> [What to produce]:
Please retype the records below exactly, leaving out any pictures.

> [Input rows]:

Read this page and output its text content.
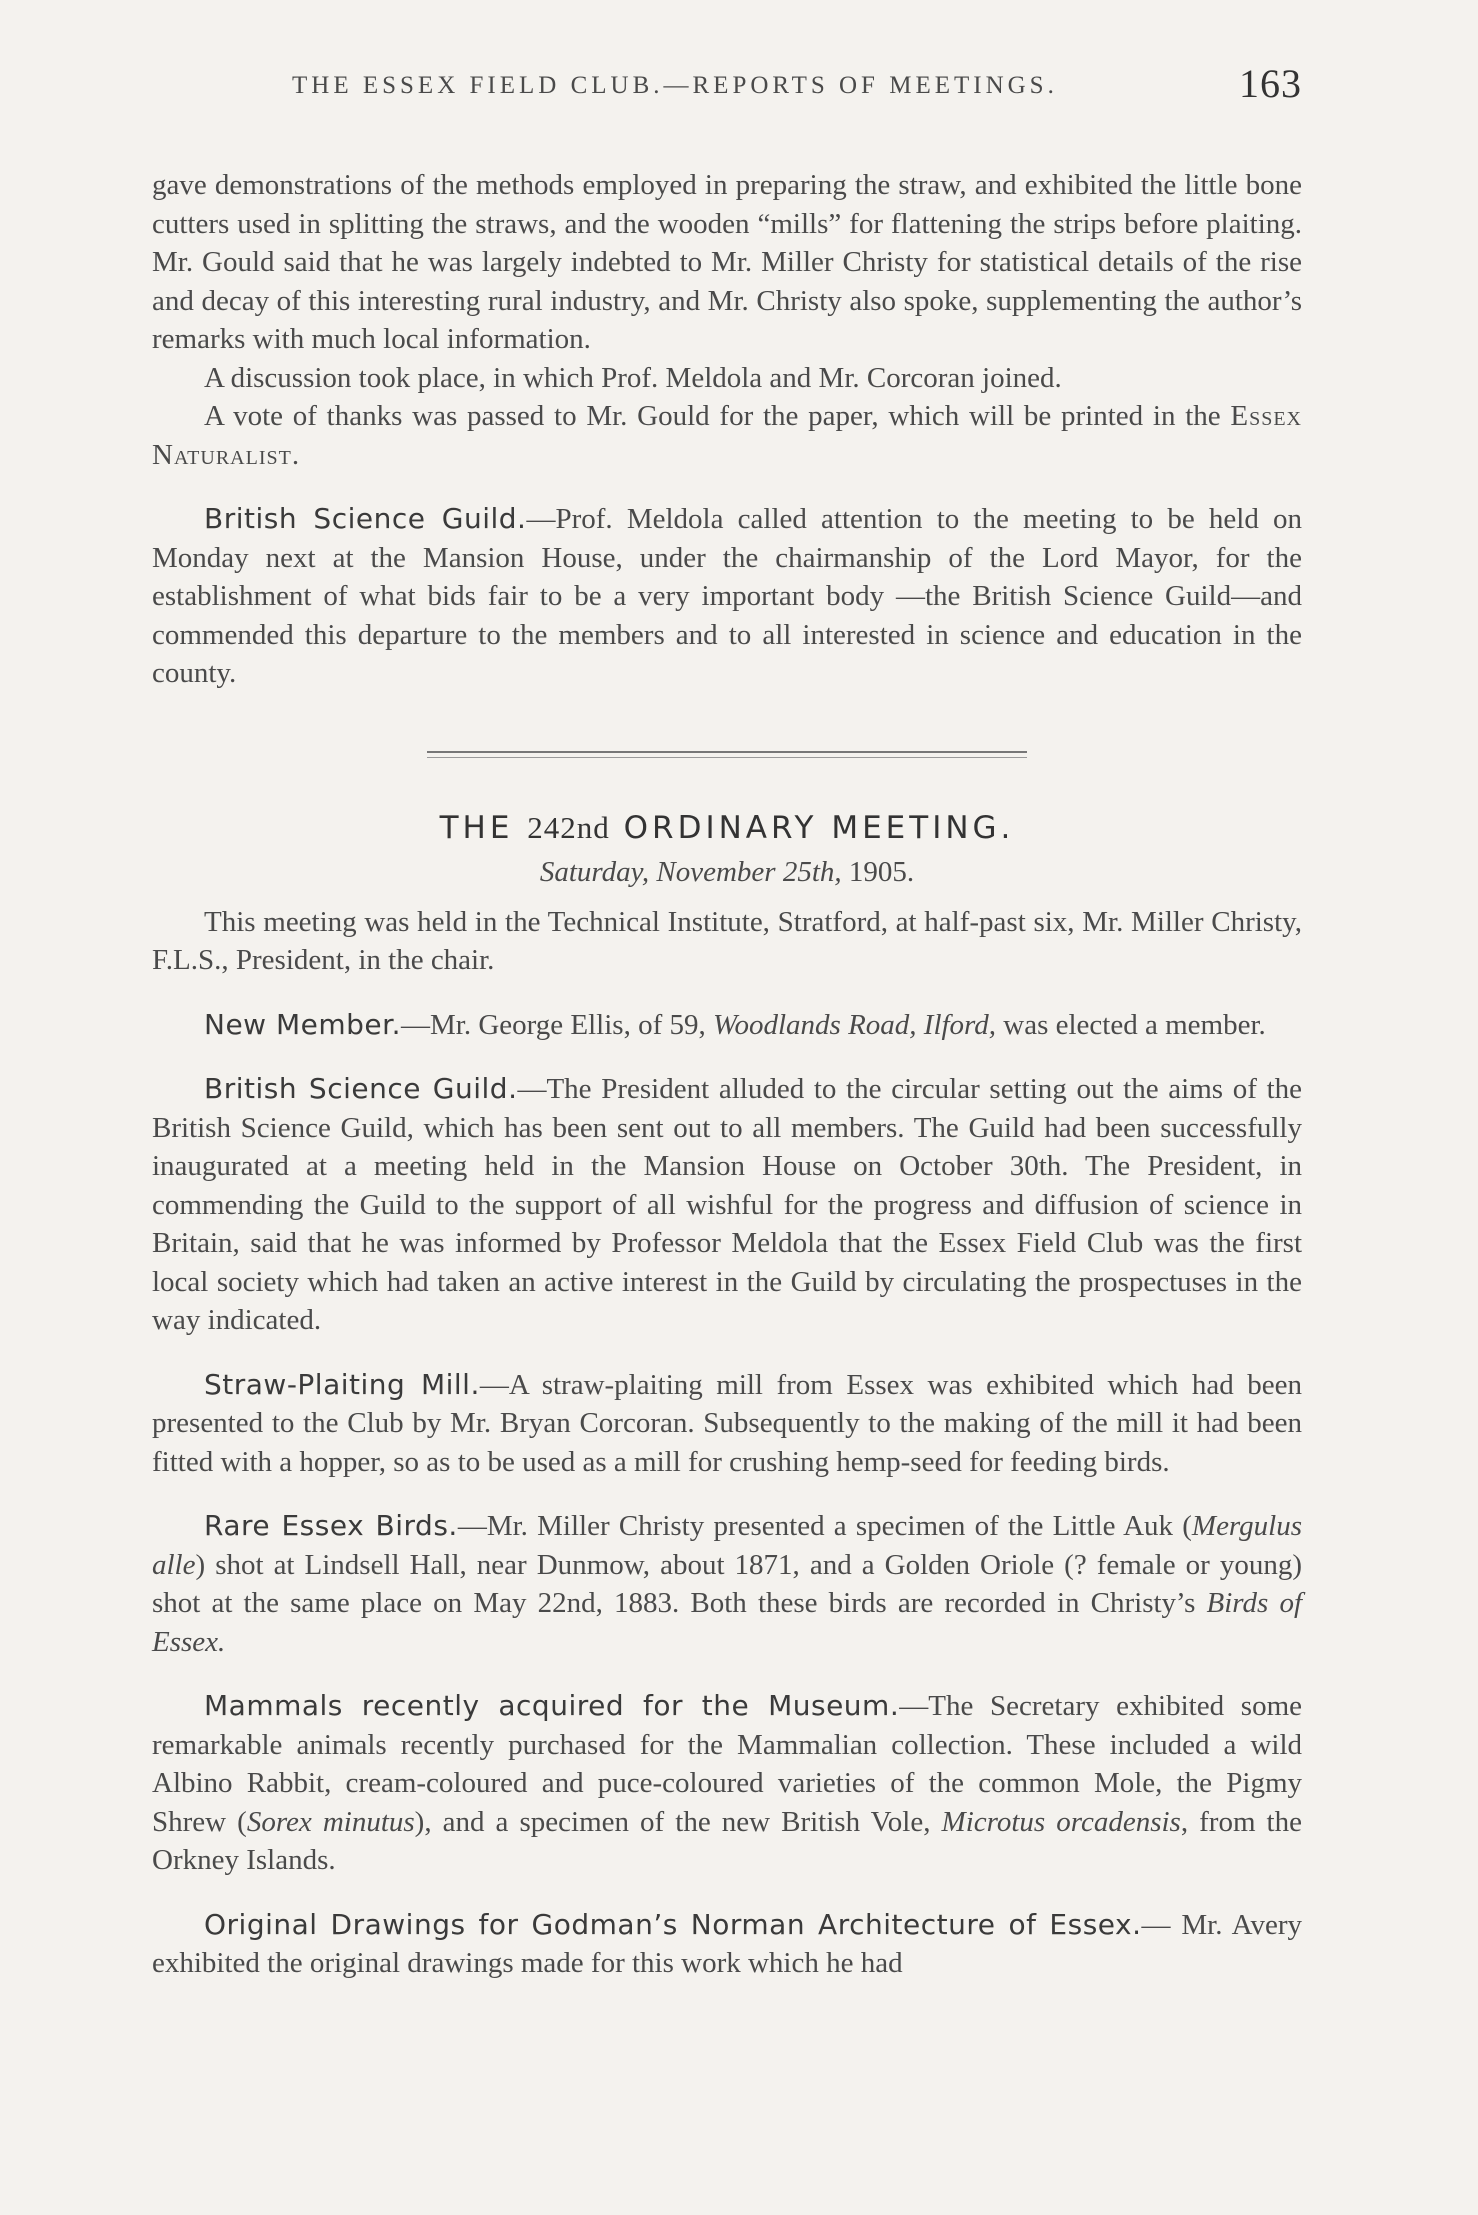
THE ESSEX FIELD CLUB.—REPORTS OF MEETINGS.	163

gave demonstrations of the methods employed in preparing the straw, and exhibited the little bone cutters used in splitting the straws, and the wooden “mills” for flattening the strips before plaiting. Mr. Gould said that he was largely indebted to Mr. Miller Christy for statistical details of the rise and decay of this interesting rural industry, and Mr. Christy also spoke, supplementing the author’s remarks with much local information.

A discussion took place, in which Prof. Meldola and Mr. Corcoran joined.

A vote of thanks was passed to Mr. Gould for the paper, which will be printed in the Essex Naturalist.

British Science Guild.—Prof. Meldola called attention to the meeting to be held on Monday next at the Mansion House, under the chairmanship of the Lord Mayor, for the establishment of what bids fair to be a very important body —the British Science Guild—and commended this departure to the members and to all interested in science and education in the county.

THE 242nd ORDINARY MEETING.
Saturday, November 25th, 1905.

This meeting was held in the Technical Institute, Stratford, at half-past six, Mr. Miller Christy, F.L.S., President, in the chair.

New Member.—Mr. George Ellis, of 59, Woodlands Road, Ilford, was elected a member.

British Science Guild.—The President alluded to the circular setting out the aims of the British Science Guild, which has been sent out to all members. The Guild had been successfully inaugurated at a meeting held in the Mansion House on October 30th. The President, in commending the Guild to the support of all wishful for the progress and diffusion of science in Britain, said that he was informed by Professor Meldola that the Essex Field Club was the first local society which had taken an active interest in the Guild by circulating the prospectuses in the way indicated.

Straw-Plaiting Mill.—A straw-plaiting mill from Essex was exhibited which had been presented to the Club by Mr. Bryan Corcoran. Subsequently to the making of the mill it had been fitted with a hopper, so as to be used as a mill for crushing hemp-seed for feeding birds.

Rare Essex Birds.—Mr. Miller Christy presented a specimen of the Little Auk (Mergulus alle) shot at Lindsell Hall, near Dunmow, about 1871, and a Golden Oriole (? female or young) shot at the same place on May 22nd, 1883. Both these birds are recorded in Christy’s Birds of Essex.

Mammals recently acquired for the Museum.—The Secretary exhibited some remarkable animals recently purchased for the Mammalian collection. These included a wild Albino Rabbit, cream-coloured and puce-coloured varieties of the common Mole, the Pigmy Shrew (Sorex minutus), and a specimen of the new British Vole, Microtus orcadensis, from the Orkney Islands.

Original Drawings for Godman’s Norman Architecture of Essex.— Mr. Avery exhibited the original drawings made for this work which he had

> [Exercise answer]:
Read this page and output its text content.
THE ESSEX FIELD CLUB.—REPORTS OF MEETINGS.	163

gave demonstrations of the methods employed in preparing the straw, and exhibited the little bone cutters used in splitting the straws, and the wooden “mills” for flattening the strips before plaiting. Mr. Gould said that he was largely indebted to Mr. Miller Christy for statistical details of the rise and decay of this interesting rural industry, and Mr. Christy also spoke, supplementing the author’s remarks with much local information.

A discussion took place, in which Prof. Meldola and Mr. Corcoran joined.

A vote of thanks was passed to Mr. Gould for the paper, which will be printed in the Essex Naturalist.

British Science Guild.—Prof. Meldola called attention to the meeting to be held on Monday next at the Mansion House, under the chairmanship of the Lord Mayor, for the establishment of what bids fair to be a very important body —the British Science Guild—and commended this departure to the members and to all interested in science and education in the county.

THE 242nd ORDINARY MEETING.
Saturday, November 25th, 1905.

This meeting was held in the Technical Institute, Stratford, at half-past six, Mr. Miller Christy, F.L.S., President, in the chair.

New Member.—Mr. George Ellis, of 59, Woodlands Road, Ilford, was elected a member.

British Science Guild.—The President alluded to the circular setting out the aims of the British Science Guild, which has been sent out to all members. The Guild had been successfully inaugurated at a meeting held in the Mansion House on October 30th. The President, in commending the Guild to the support of all wishful for the progress and diffusion of science in Britain, said that he was informed by Professor Meldola that the Essex Field Club was the first local society which had taken an active interest in the Guild by circulating the prospectuses in the way indicated.

Straw-Plaiting Mill.—A straw-plaiting mill from Essex was exhibited which had been presented to the Club by Mr. Bryan Corcoran. Subsequently to the making of the mill it had been fitted with a hopper, so as to be used as a mill for crushing hemp-seed for feeding birds.

Rare Essex Birds.—Mr. Miller Christy presented a specimen of the Little Auk (Mergulus alle) shot at Lindsell Hall, near Dunmow, about 1871, and a Golden Oriole (? female or young) shot at the same place on May 22nd, 1883. Both these birds are recorded in Christy’s Birds of Essex.

Mammals recently acquired for the Museum.—The Secretary exhibited some remarkable animals recently purchased for the Mammalian collection. These included a wild Albino Rabbit, cream-coloured and puce-coloured varieties of the common Mole, the Pigmy Shrew (Sorex minutus), and a specimen of the new British Vole, Microtus orcadensis, from the Orkney Islands.

Original Drawings for Godman’s Norman Architecture of Essex.— Mr. Avery exhibited the original drawings made for this work which he had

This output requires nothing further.